--- begin DATA SHOWN ---

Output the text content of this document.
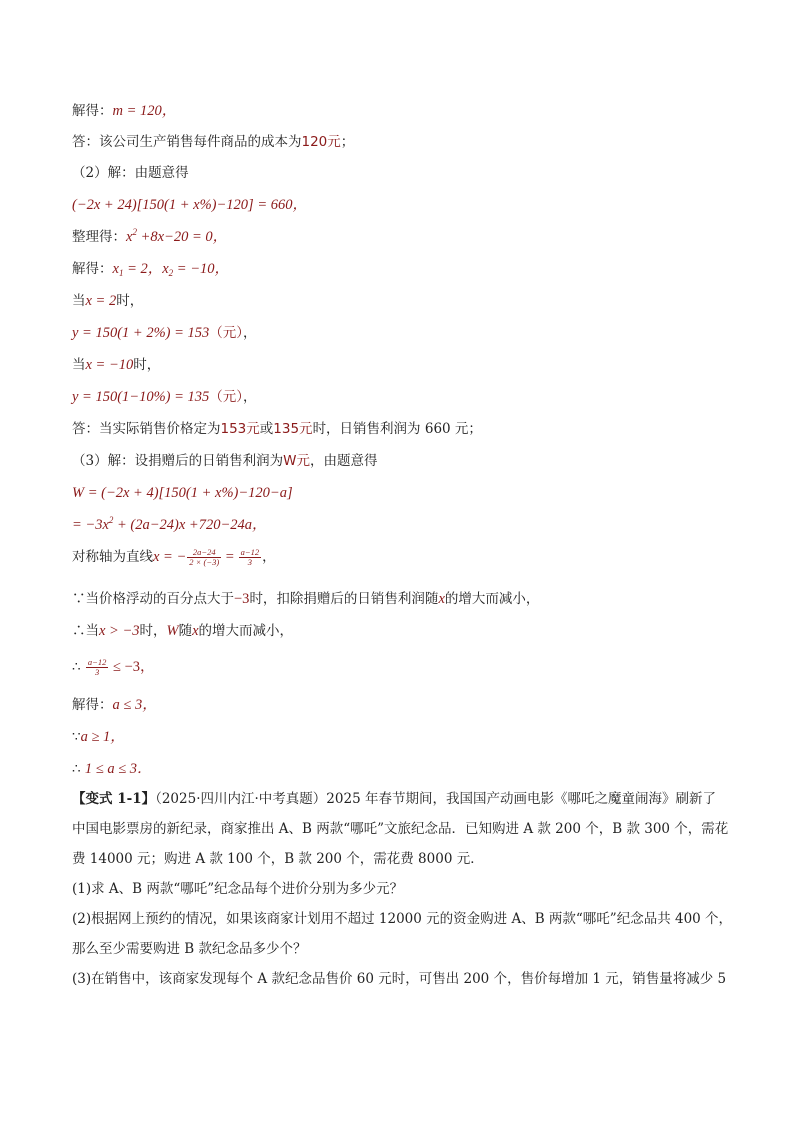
解得：m = 120，
答：该公司生产销售每件商品的成本为120元；
（2）解：由题意得
(−2x + 24)[150(1 + x%)−120] = 660，
整理得：$x^2 +8x-20 = 0$，
解得：$x_1 = 2$，$x_2 = -10$，
当x = 2时，
y = 150(1 + 2%) = 153（元），
当x = −10时，
y = 150(1−10%) = 135（元），
答：当实际销售价格定为153元或135元时，日销售利润为 660 元；
（3）解：设捐赠后的日销售利润为W元，由题意得
W = (−2x + 4)[150(1 + x%)−120−a]
= $-3x^2 + (2a-24)x +720-24a$，
对称轴为直线x = − $\frac{2a-24}{2 \times (-3)} = \frac{a-12}{3}$ ，
∵当价格浮动的百分点大于−3时，扣除捐赠后的日销售利润随x的增大而减小，
∴当x > −3时，W随x的增大而减小，
∴ $\frac{a-12}{3} \le -3$，
解得：a ≤ 3，
∵a ≥ 1，
∴ 1 ≤ a ≤ 3．
【变式 1-1】（2025·四川内江·中考真题）2025 年春节期间，我国国产动画电影《哪吒之魔童闹海》刷新了
中国电影票房的新纪录，商家推出 A、B 两款“哪吒”文旅纪念品．已知购进 A 款 200 个，B 款 300 个，需花
费 14000 元；购进 A 款 100 个，B 款 200 个，需花费 8000 元．
(1)求 A、B 两款“哪吒”纪念品每个进价分别为多少元？
(2)根据网上预约的情况，如果该商家计划用不超过 12000 元的资金购进 A、B 两款“哪吒”纪念品共 400 个，
那么至少需要购进 B 款纪念品多少个？
(3)在销售中，该商家发现每个 A 款纪念品售价 60 元时，可售出 200 个，售价每增加 1 元，销售量将减少 5
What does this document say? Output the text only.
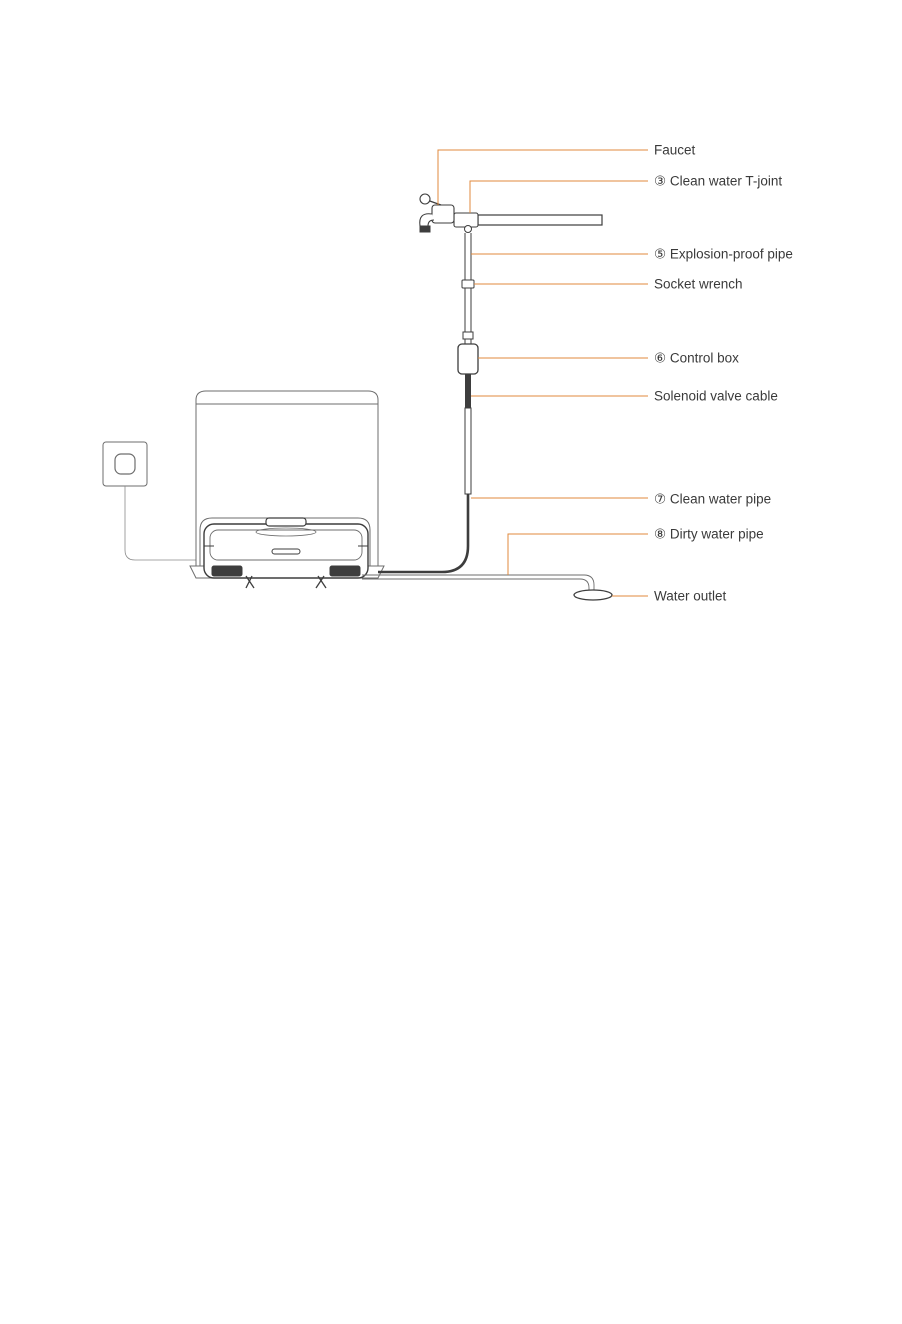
Faucet
③ Clean water T-joint
⑤ Explosion-proof pipe
Socket wrench
⑥ Control box
Solenoid valve cable
⑦ Clean water pipe
⑧ Dirty water pipe
Water outlet
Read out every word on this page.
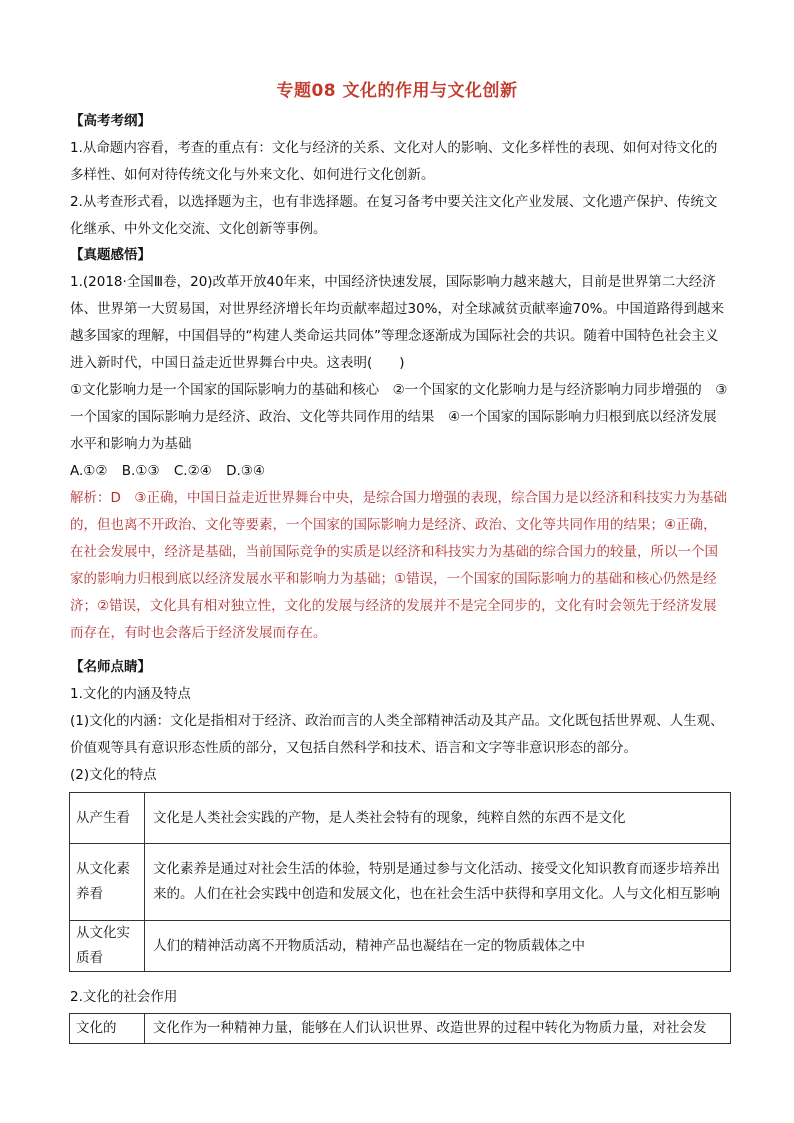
专题08 文化的作用与文化创新

【高考考纲】

1.从命题内容看，考查的重点有：文化与经济的关系、文化对人的影响、文化多样性的表现、如何对待文化的多样性、如何对待传统文化与外来文化、如何进行文化创新。

2.从考查形式看，以选择题为主，也有非选择题。在复习备考中要关注文化产业发展、文化遗产保护、传统文化继承、中外文化交流、文化创新等事例。

【真题感悟】

1.(2018·全国Ⅲ卷，20)改革开放40年来，中国经济快速发展，国际影响力越来越大，目前是世界第二大经济体、世界第一大贸易国，对世界经济增长年均贡献率超过30%，对全球减贫贡献率逾70%。中国道路得到越来越多国家的理解，中国倡导的“构建人类命运共同体”等理念逐渐成为国际社会的共识。随着中国特色社会主义进入新时代，中国日益走近世界舞台中央。这表明(　　)

①文化影响力是一个国家的国际影响力的基础和核心　②一个国家的文化影响力是与经济影响力同步增强的　③一个国家的国际影响力是经济、政治、文化等共同作用的结果　④一个国家的国际影响力归根到底以经济发展水平和影响力为基础

A.①② B.①③ C.②④ D.③④

解析：D　③正确，中国日益走近世界舞台中央，是综合国力增强的表现，综合国力是以经济和科技实力为基础的，但也离不开政治、文化等要素，一个国家的国际影响力是经济、政治、文化等共同作用的结果；④正确，在社会发展中，经济是基础，当前国际竞争的实质是以经济和科技实力为基础的综合国力的较量，所以一个国家的影响力归根到底以经济发展水平和影响力为基础；①错误，一个国家的国际影响力的基础和核心仍然是经济；②错误，文化具有相对独立性，文化的发展与经济的发展并不是完全同步的，文化有时会领先于经济发展而存在，有时也会落后于经济发展而存在。

【名师点睛】

1.文化的内涵及特点

(1)文化的内涵：文化是指相对于经济、政治而言的人类全部精神活动及其产品。文化既包括世界观、人生观、价值观等具有意识形态性质的部分，又包括自然科学和技术、语言和文字等非意识形态的部分。

(2)文化的特点

从产生看	文化是人类社会实践的产物，是人类社会特有的现象，纯粹自然的东西不是文化
从文化素养看	文化素养是通过对社会生活的体验，特别是通过参与文化活动、接受文化知识教育而逐步培养出来的。人们在社会实践中创造和发展文化，也在社会生活中获得和享用文化。人与文化相互影响
从文化实质看	人们的精神活动离不开物质活动，精神产品也凝结在一定的物质载体之中

2.文化的社会作用

文化的	文化作为一种精神力量，能够在人们认识世界、改造世界的过程中转化为物质力量，对社会发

--- end DATA SHOWN ---

EXERCISE GOAL: Write out an exact reproduction of the lines from the line that holds "Read out every word on this page." to the bottom of the listing above, both ends included. Exclude pictures.

RESULT:
Read out every word on this page.
专题08 文化的作用与文化创新

【高考考纲】

1.从命题内容看，考查的重点有：文化与经济的关系、文化对人的影响、文化多样性的表现、如何对待文化的多样性、如何对待传统文化与外来文化、如何进行文化创新。

2.从考查形式看，以选择题为主，也有非选择题。在复习备考中要关注文化产业发展、文化遗产保护、传统文化继承、中外文化交流、文化创新等事例。

【真题感悟】

1.(2018·全国Ⅲ卷，20)改革开放40年来，中国经济快速发展，国际影响力越来越大，目前是世界第二大经济体、世界第一大贸易国，对世界经济增长年均贡献率超过30%，对全球减贫贡献率逾70%。中国道路得到越来越多国家的理解，中国倡导的“构建人类命运共同体”等理念逐渐成为国际社会的共识。随着中国特色社会主义进入新时代，中国日益走近世界舞台中央。这表明(　　)

①文化影响力是一个国家的国际影响力的基础和核心　②一个国家的文化影响力是与经济影响力同步增强的　③一个国家的国际影响力是经济、政治、文化等共同作用的结果　④一个国家的国际影响力归根到底以经济发展水平和影响力为基础

A.①② B.①③ C.②④ D.③④

解析：D　③正确，中国日益走近世界舞台中央，是综合国力增强的表现，综合国力是以经济和科技实力为基础的，但也离不开政治、文化等要素，一个国家的国际影响力是经济、政治、文化等共同作用的结果；④正确，在社会发展中，经济是基础，当前国际竞争的实质是以经济和科技实力为基础的综合国力的较量，所以一个国家的影响力归根到底以经济发展水平和影响力为基础；①错误，一个国家的国际影响力的基础和核心仍然是经济；②错误，文化具有相对独立性，文化的发展与经济的发展并不是完全同步的，文化有时会领先于经济发展而存在，有时也会落后于经济发展而存在。

【名师点睛】

1.文化的内涵及特点

(1)文化的内涵：文化是指相对于经济、政治而言的人类全部精神活动及其产品。文化既包括世界观、人生观、价值观等具有意识形态性质的部分，又包括自然科学和技术、语言和文字等非意识形态的部分。

(2)文化的特点

从产生看	文化是人类社会实践的产物，是人类社会特有的现象，纯粹自然的东西不是文化
从文化素养看	文化素养是通过对社会生活的体验，特别是通过参与文化活动、接受文化知识教育而逐步培养出来的。人们在社会实践中创造和发展文化，也在社会生活中获得和享用文化。人与文化相互影响
从文化实质看	人们的精神活动离不开物质活动，精神产品也凝结在一定的物质载体之中

2.文化的社会作用

文化的	文化作为一种精神力量，能够在人们认识世界、改造世界的过程中转化为物质力量，对社会发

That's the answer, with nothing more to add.